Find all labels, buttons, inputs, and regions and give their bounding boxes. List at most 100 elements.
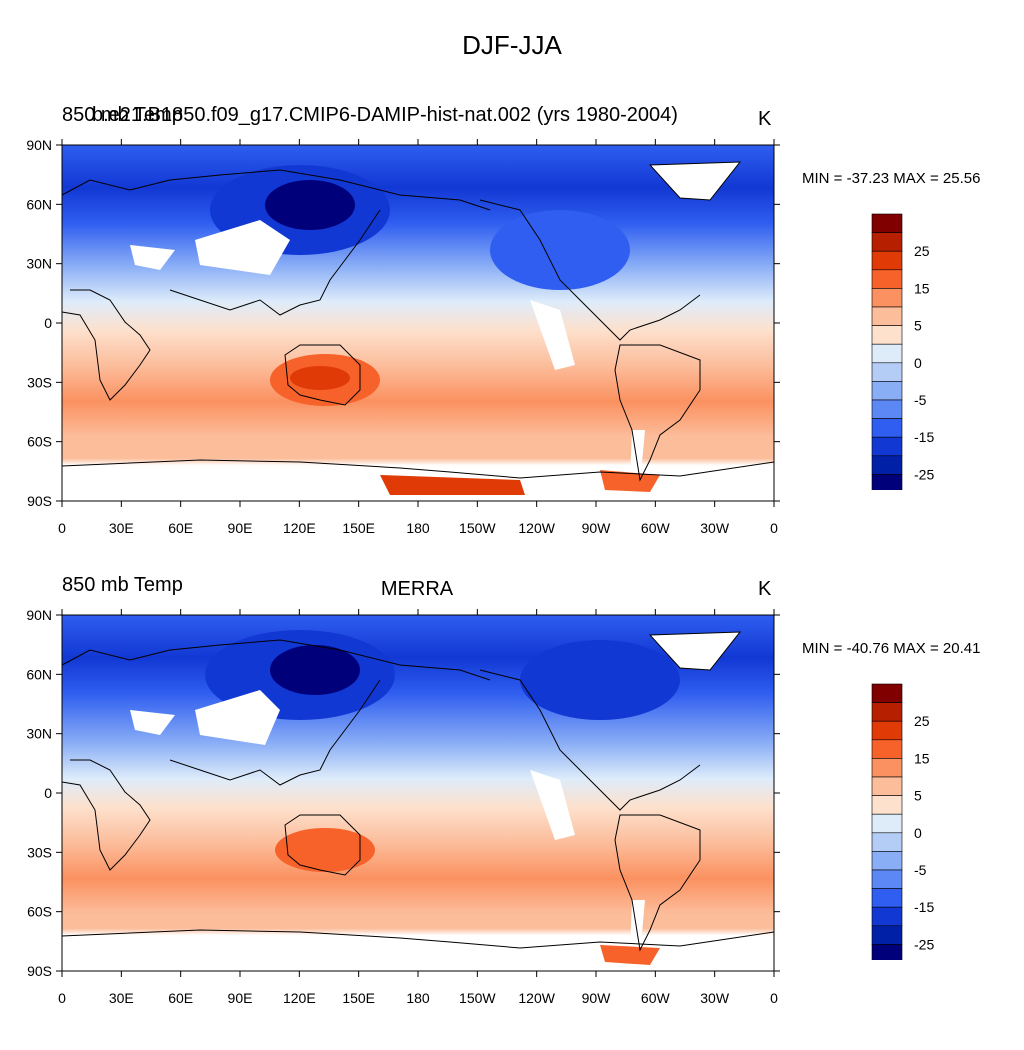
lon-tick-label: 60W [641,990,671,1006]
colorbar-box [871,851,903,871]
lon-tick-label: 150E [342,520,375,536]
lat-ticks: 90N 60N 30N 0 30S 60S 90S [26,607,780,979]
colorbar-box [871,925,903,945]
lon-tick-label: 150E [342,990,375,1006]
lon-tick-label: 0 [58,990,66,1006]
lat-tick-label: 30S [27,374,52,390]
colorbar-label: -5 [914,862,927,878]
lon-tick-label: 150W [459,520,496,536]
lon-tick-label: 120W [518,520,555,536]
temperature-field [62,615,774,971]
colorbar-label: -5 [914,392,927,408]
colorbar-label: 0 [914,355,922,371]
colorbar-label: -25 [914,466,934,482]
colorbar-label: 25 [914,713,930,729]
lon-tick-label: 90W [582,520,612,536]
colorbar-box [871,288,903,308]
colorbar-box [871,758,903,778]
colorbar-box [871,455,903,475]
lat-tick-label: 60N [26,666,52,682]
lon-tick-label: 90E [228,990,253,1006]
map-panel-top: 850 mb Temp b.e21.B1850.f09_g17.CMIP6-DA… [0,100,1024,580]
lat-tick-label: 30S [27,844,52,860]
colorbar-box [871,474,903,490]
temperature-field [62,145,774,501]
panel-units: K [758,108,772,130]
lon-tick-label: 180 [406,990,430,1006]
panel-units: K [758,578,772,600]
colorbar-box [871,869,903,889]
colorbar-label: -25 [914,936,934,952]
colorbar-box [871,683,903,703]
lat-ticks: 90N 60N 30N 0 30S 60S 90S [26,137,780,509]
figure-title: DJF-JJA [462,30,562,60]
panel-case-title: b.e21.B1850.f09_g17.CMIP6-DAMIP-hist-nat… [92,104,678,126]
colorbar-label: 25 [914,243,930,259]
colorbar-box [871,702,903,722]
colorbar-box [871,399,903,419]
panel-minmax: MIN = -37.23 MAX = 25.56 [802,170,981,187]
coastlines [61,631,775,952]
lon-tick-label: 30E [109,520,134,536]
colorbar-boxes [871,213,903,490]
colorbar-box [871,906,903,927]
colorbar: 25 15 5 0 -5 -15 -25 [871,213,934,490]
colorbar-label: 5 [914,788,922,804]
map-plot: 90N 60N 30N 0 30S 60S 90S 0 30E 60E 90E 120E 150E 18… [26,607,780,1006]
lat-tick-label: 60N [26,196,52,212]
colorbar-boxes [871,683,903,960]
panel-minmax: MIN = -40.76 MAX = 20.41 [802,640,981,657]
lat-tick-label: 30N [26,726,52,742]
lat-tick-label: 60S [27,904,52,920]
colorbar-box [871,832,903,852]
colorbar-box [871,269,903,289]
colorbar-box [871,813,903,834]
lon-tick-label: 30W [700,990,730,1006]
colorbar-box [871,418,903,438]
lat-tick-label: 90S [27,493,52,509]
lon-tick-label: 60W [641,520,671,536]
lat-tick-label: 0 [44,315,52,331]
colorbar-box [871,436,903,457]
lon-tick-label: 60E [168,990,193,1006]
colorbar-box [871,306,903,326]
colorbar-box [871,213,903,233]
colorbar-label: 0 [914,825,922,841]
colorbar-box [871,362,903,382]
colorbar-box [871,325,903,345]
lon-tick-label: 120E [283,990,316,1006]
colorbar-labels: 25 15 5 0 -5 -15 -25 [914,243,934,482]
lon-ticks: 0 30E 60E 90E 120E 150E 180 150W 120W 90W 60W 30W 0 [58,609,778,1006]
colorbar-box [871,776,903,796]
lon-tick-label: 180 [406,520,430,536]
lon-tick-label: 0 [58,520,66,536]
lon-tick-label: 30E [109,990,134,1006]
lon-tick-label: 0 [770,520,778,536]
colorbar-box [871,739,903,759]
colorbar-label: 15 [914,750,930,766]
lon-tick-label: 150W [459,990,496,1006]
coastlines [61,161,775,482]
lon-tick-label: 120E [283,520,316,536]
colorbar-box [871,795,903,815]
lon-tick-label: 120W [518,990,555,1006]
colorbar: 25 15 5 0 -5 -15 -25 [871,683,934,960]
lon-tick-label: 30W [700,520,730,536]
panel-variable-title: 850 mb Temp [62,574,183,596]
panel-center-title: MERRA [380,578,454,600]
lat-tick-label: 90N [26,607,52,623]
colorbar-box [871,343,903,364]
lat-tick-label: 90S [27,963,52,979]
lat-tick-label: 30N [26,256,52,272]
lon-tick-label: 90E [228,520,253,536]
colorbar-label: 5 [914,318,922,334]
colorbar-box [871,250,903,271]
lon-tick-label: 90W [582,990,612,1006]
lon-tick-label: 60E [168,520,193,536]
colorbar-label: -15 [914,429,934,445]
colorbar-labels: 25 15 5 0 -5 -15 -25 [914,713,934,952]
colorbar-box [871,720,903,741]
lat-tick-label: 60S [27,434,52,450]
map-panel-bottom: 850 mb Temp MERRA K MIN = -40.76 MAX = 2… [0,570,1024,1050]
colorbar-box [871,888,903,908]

──────────

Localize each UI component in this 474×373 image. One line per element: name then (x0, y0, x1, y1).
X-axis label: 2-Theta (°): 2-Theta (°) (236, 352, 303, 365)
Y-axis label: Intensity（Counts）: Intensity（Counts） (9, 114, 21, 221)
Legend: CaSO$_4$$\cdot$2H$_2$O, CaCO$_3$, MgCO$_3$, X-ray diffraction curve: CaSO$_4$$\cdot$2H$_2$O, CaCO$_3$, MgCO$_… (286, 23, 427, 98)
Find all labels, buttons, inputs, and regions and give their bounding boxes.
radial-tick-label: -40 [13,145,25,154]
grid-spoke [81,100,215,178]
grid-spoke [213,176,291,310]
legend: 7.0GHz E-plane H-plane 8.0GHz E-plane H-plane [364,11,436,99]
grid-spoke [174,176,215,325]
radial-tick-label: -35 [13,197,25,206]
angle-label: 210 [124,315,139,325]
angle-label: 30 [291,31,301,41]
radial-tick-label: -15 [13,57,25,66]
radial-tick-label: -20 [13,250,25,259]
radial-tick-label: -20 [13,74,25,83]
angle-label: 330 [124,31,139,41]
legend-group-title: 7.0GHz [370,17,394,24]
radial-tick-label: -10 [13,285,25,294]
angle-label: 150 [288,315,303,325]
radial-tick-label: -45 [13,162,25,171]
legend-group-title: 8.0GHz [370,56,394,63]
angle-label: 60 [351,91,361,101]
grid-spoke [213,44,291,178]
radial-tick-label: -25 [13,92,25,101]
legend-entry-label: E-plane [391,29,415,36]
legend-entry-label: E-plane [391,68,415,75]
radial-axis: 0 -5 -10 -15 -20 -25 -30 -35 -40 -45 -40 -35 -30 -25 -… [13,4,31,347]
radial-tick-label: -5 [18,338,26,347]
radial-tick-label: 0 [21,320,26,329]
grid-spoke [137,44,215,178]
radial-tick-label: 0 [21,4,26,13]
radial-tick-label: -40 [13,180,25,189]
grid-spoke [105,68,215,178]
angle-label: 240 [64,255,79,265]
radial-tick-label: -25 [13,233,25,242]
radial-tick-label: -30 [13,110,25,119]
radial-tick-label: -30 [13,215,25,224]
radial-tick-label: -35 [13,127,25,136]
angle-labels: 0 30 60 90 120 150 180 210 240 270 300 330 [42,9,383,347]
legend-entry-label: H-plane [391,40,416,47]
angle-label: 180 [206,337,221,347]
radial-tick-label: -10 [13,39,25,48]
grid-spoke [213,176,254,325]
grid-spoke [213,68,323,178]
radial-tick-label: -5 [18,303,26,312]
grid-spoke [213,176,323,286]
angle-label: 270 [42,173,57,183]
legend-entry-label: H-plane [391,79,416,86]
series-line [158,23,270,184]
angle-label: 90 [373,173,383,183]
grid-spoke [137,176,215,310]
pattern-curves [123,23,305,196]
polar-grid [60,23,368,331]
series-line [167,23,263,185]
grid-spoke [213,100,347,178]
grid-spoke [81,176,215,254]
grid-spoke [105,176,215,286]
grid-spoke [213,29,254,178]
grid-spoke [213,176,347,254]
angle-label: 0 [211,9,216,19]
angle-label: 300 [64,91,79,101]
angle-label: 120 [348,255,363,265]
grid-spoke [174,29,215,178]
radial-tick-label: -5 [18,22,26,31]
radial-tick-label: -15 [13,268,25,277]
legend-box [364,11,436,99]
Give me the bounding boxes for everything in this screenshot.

──────────

* YOUR OBJECTIVE
Recast the listing from the line that contains "Localize each UI" through the line that contains "angle-label: 210 [124,315,139,325]" as a Markdown table with the columns Row and Line, leaving out any blank lines.

* COMPLETE ANSWER
| Row | Line |
|---|---|
| 1 | Localize each UI component in this 474×373 image. One line per element: name then (x0, y0, x1, y1). |
| 2 | X-axis label: 2-Theta (°): 2-Theta (°) (236, 352, 303, 365) |
| 3 | Y-axis label: Intensity（Counts）: Intensity（Counts） (9, 114, 21, 221) |
| 4 | Legend: CaSO$_4$$\cdot$2H$_2$O, CaCO$_3$, MgCO$_3$, X-ray diffraction curve: CaSO$_4$$\cdot$2H$_2$O, CaCO$_3$, MgCO$_… (286, 23, 427, 98) |
| 5 | Find all labels, buttons, inputs, and regions and give their bounding boxes. |
| 6 | radial-tick-label: -40 [13,145,25,154] |
| 7 | grid-spoke [81,100,215,178] |
| 8 | grid-spoke [213,176,291,310] |
| 9 | legend: 7.0GHz E-plane H-plane 8.0GHz E-plane H-plane [364,11,436,99] |
| 10 | grid-spoke [174,176,215,325] |
| 11 | radial-tick-label: -35 [13,197,25,206] |
| 12 | angle-label: 210 [124,315,139,325] |